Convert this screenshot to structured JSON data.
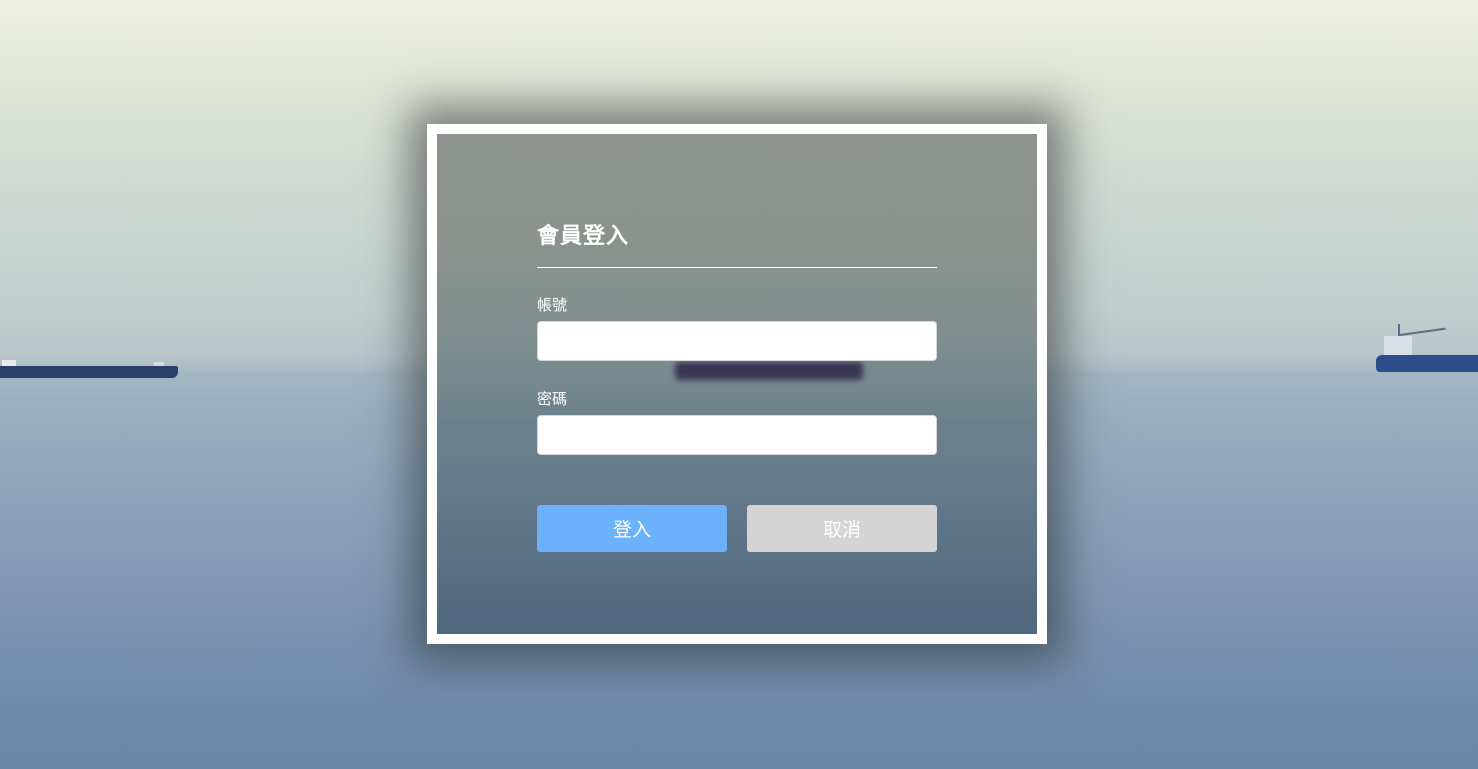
{
  "login": {
    "title": "會員登入",
    "account_label": "帳號",
    "account_value": "",
    "password_label": "密碼",
    "password_value": "",
    "login_button": "登入",
    "cancel_button": "取消"
  },
  "colors": {
    "login_button": "#6cb2fb",
    "cancel_button": "#d4d4d4",
    "card_border": "#ffffff"
  }
}
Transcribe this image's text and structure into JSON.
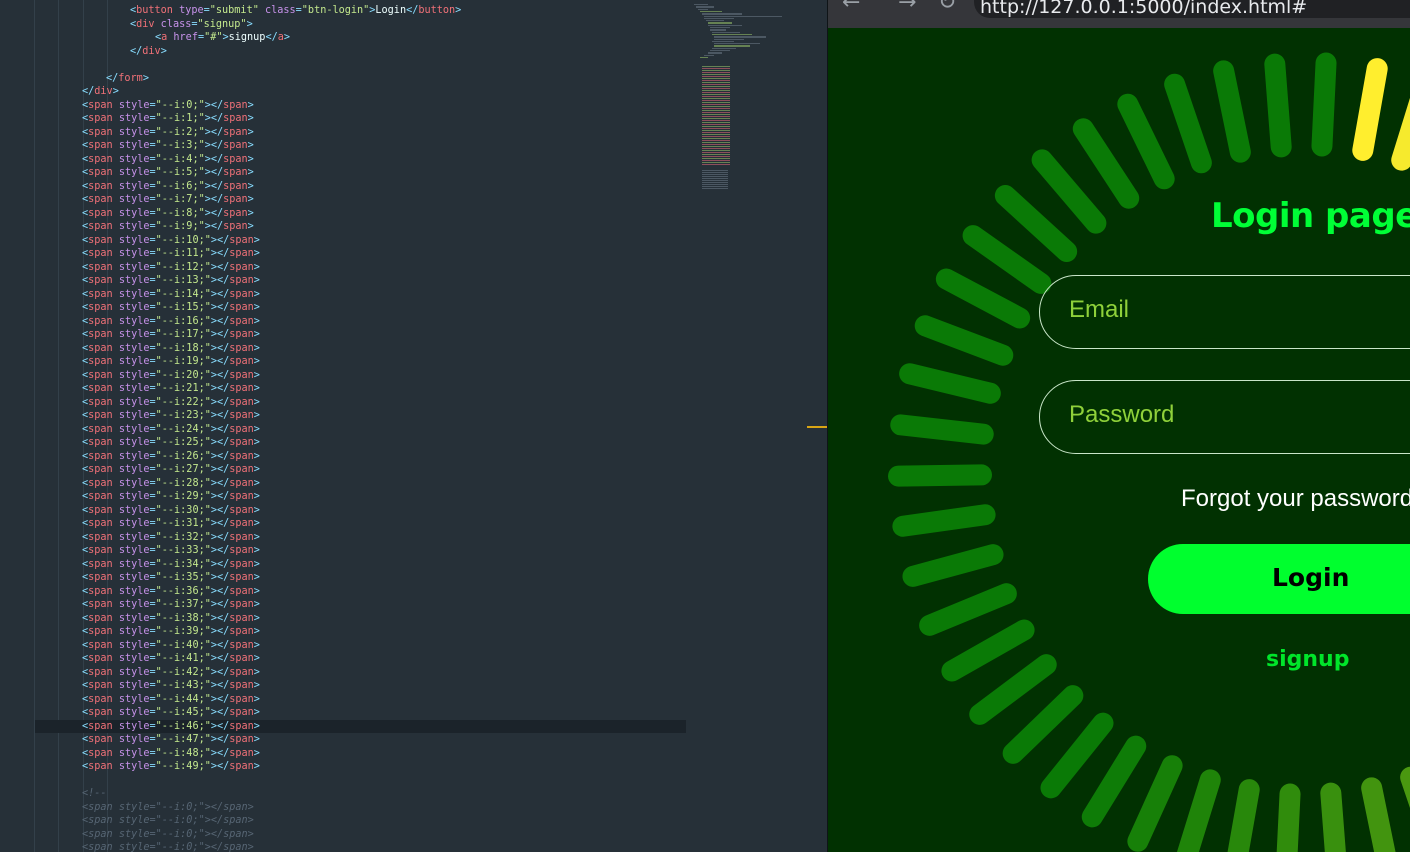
{
  "editor": {
    "code_lines": [
      [
        {
          "c": "tok-pun",
          "t": "<"
        },
        {
          "c": "tok-tag",
          "t": "button"
        },
        {
          "c": "tok-attr",
          "t": " type"
        },
        {
          "c": "tok-pun",
          "t": "="
        },
        {
          "c": "tok-str",
          "t": "\"submit\""
        },
        {
          "c": "tok-attr",
          "t": " class"
        },
        {
          "c": "tok-pun",
          "t": "="
        },
        {
          "c": "tok-str",
          "t": "\"btn-login\""
        },
        {
          "c": "tok-pun",
          "t": ">"
        },
        {
          "c": "tok-text",
          "t": "Login"
        },
        {
          "c": "tok-pun",
          "t": "</"
        },
        {
          "c": "tok-tag",
          "t": "button"
        },
        {
          "c": "tok-pun",
          "t": ">"
        }
      ],
      [
        {
          "c": "tok-pun",
          "t": "<"
        },
        {
          "c": "tok-tag",
          "t": "div"
        },
        {
          "c": "tok-attr",
          "t": " class"
        },
        {
          "c": "tok-pun",
          "t": "="
        },
        {
          "c": "tok-str",
          "t": "\"signup\""
        },
        {
          "c": "tok-pun",
          "t": ">"
        }
      ],
      [
        {
          "c": "tok-pun",
          "t": "<"
        },
        {
          "c": "tok-tag",
          "t": "a"
        },
        {
          "c": "tok-attr",
          "t": " href"
        },
        {
          "c": "tok-pun",
          "t": "="
        },
        {
          "c": "tok-str",
          "t": "\"#\""
        },
        {
          "c": "tok-pun",
          "t": ">"
        },
        {
          "c": "tok-text",
          "t": "signup"
        },
        {
          "c": "tok-pun",
          "t": "</"
        },
        {
          "c": "tok-tag",
          "t": "a"
        },
        {
          "c": "tok-pun",
          "t": ">"
        }
      ],
      [
        {
          "c": "tok-pun",
          "t": "</"
        },
        {
          "c": "tok-tag",
          "t": "div"
        },
        {
          "c": "tok-pun",
          "t": ">"
        }
      ],
      [],
      [
        {
          "c": "tok-pun",
          "t": "</"
        },
        {
          "c": "tok-tag",
          "t": "form"
        },
        {
          "c": "tok-pun",
          "t": ">"
        }
      ],
      [
        {
          "c": "tok-pun",
          "t": "</"
        },
        {
          "c": "tok-tag",
          "t": "div"
        },
        {
          "c": "tok-pun",
          "t": ">"
        }
      ]
    ],
    "span_count": 50,
    "comment_open": "<!--",
    "commented_span_count": 4
  },
  "browser": {
    "back_icon": "back-arrow-icon",
    "forward_icon": "forward-arrow-icon",
    "reload_icon": "reload-icon",
    "url": "http://127.0.0.1:5000/index.html#"
  },
  "login_page": {
    "title": "Login page",
    "email_placeholder": "Email",
    "password_placeholder": "Password",
    "forgot_text": "Forgot your password",
    "login_button": "Login",
    "signup_link": "signup",
    "colors": {
      "background": "#013101",
      "accent": "#00ff36",
      "bar_start": "#ffee2e",
      "bar_end": "#0a7a06"
    }
  }
}
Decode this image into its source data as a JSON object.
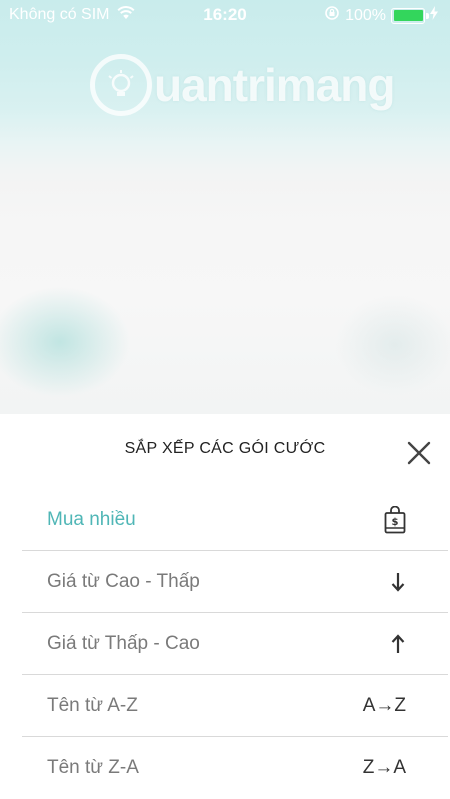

- - -

EXERCISE OBJECTIVE
Omit the pictures. Transcribe every record exactly.

CORRECT ANSWER
Convert this screenshot to structured JSON data.
{
  "login": {
    "title": "會員登入",
    "account_label": "帳號",
    "account_value": "",
    "password_label": "密碼",
    "password_value": "",
    "login_button": "登入",
    "cancel_button": "取消"
  },
  "colors": {
    "login_button": "#6cb2fb",
    "cancel_button": "#d4d4d4",
    "card_border": "#ffffff"
  }
}
Transcribe this image's text and structure into JSON.
{
  "editor": {
    "code_lines": [
      [
        {
          "c": "tok-pun",
          "t": "<"
        },
        {
          "c": "tok-tag",
          "t": "button"
        },
        {
          "c": "tok-attr",
          "t": " type"
        },
        {
          "c": "tok-pun",
          "t": "="
        },
        {
          "c": "tok-str",
          "t": "\"submit\""
        },
        {
          "c": "tok-attr",
          "t": " class"
        },
        {
          "c": "tok-pun",
          "t": "="
        },
        {
          "c": "tok-str",
          "t": "\"btn-login\""
        },
        {
          "c": "tok-pun",
          "t": ">"
        },
        {
          "c": "tok-text",
          "t": "Login"
        },
        {
          "c": "tok-pun",
          "t": "</"
        },
        {
          "c": "tok-tag",
          "t": "button"
        },
        {
          "c": "tok-pun",
          "t": ">"
        }
      ],
      [
        {
          "c": "tok-pun",
          "t": "<"
        },
        {
          "c": "tok-tag",
          "t": "div"
        },
        {
          "c": "tok-attr",
          "t": " class"
        },
        {
          "c": "tok-pun",
          "t": "="
        },
        {
          "c": "tok-str",
          "t": "\"signup\""
        },
        {
          "c": "tok-pun",
          "t": ">"
        }
      ],
      [
        {
          "c": "tok-pun",
          "t": "<"
        },
        {
          "c": "tok-tag",
          "t": "a"
        },
        {
          "c": "tok-attr",
          "t": " href"
        },
        {
          "c": "tok-pun",
          "t": "="
        },
        {
          "c": "tok-str",
          "t": "\"#\""
        },
        {
          "c": "tok-pun",
          "t": ">"
        },
        {
          "c": "tok-text",
          "t": "signup"
        },
        {
          "c": "tok-pun",
          "t": "</"
        },
        {
          "c": "tok-tag",
          "t": "a"
        },
        {
          "c": "tok-pun",
          "t": ">"
        }
      ],
      [
        {
          "c": "tok-pun",
          "t": "</"
        },
        {
          "c": "tok-tag",
          "t": "div"
        },
        {
          "c": "tok-pun",
          "t": ">"
        }
      ],
      [],
      [
        {
          "c": "tok-pun",
          "t": "</"
        },
        {
          "c": "tok-tag",
          "t": "form"
        },
        {
          "c": "tok-pun",
          "t": ">"
        }
      ],
      [
        {
          "c": "tok-pun",
          "t": "</"
        },
        {
          "c": "tok-tag",
          "t": "div"
        },
        {
          "c": "tok-pun",
          "t": ">"
        }
      ]
    ],
    "span_count": 50,
    "comment_open": "<!--",
    "commented_span_count": 4
  },
  "browser": {
    "back_icon": "back-arrow-icon",
    "forward_icon": "forward-arrow-icon",
    "reload_icon": "reload-icon",
    "url": "http://127.0.0.1:5000/index.html#"
  },
  "login_page": {
    "title": "Login page",
    "email_placeholder": "Email",
    "password_placeholder": "Password",
    "forgot_text": "Forgot your password",
    "login_button": "Login",
    "signup_link": "signup",
    "colors": {
      "background": "#013101",
      "accent": "#00ff36",
      "bar_start": "#ffee2e",
      "bar_end": "#0a7a06"
    }
  }
}
Decode this image into its source data as a JSON object.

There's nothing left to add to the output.